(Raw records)
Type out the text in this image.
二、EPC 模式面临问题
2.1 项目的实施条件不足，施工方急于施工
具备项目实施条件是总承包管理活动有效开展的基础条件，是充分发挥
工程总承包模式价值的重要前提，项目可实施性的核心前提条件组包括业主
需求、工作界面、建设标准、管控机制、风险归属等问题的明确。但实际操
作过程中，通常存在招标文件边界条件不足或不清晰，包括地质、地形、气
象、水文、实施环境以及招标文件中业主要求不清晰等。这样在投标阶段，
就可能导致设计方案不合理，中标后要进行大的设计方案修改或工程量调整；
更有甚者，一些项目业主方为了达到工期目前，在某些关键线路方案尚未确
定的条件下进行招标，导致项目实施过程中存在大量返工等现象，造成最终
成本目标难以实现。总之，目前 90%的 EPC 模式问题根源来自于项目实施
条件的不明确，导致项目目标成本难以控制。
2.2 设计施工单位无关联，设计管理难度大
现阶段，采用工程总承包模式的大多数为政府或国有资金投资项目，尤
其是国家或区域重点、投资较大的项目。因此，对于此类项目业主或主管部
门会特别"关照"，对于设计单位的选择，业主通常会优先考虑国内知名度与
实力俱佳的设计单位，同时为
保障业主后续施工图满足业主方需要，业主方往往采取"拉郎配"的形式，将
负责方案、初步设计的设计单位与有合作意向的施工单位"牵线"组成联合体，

§ WORK TO BE COMPLETED:
Return all of the data word for word.

§ TASK RESPONSE:
Type out the text in this image.
二、EPC 模式面临问题
2.1 项目的实施条件不足，施工方急于施工
具备项目实施条件是总承包管理活动有效开展的基础条件，是充分发挥
工程总承包模式价值的重要前提，项目可实施性的核心前提条件组包括业主
需求、工作界面、建设标准、管控机制、风险归属等问题的明确。但实际操
作过程中，通常存在招标文件边界条件不足或不清晰，包括地质、地形、气
象、水文、实施环境以及招标文件中业主要求不清晰等。这样在投标阶段，
就可能导致设计方案不合理，中标后要进行大的设计方案修改或工程量调整；
更有甚者，一些项目业主方为了达到工期目前，在某些关键线路方案尚未确
定的条件下进行招标，导致项目实施过程中存在大量返工等现象，造成最终
成本目标难以实现。总之，目前 90%的 EPC 模式问题根源来自于项目实施
条件的不明确，导致项目目标成本难以控制。
2.2 设计施工单位无关联，设计管理难度大
现阶段，采用工程总承包模式的大多数为政府或国有资金投资项目，尤
其是国家或区域重点、投资较大的项目。因此，对于此类项目业主或主管部
门会特别"关照"，对于设计单位的选择，业主通常会优先考虑国内知名度与
实力俱佳的设计单位，同时为
保障业主后续施工图满足业主方需要，业主方往往采取"拉郎配"的形式，将
负责方案、初步设计的设计单位与有合作意向的施工单位"牵线"组成联合体，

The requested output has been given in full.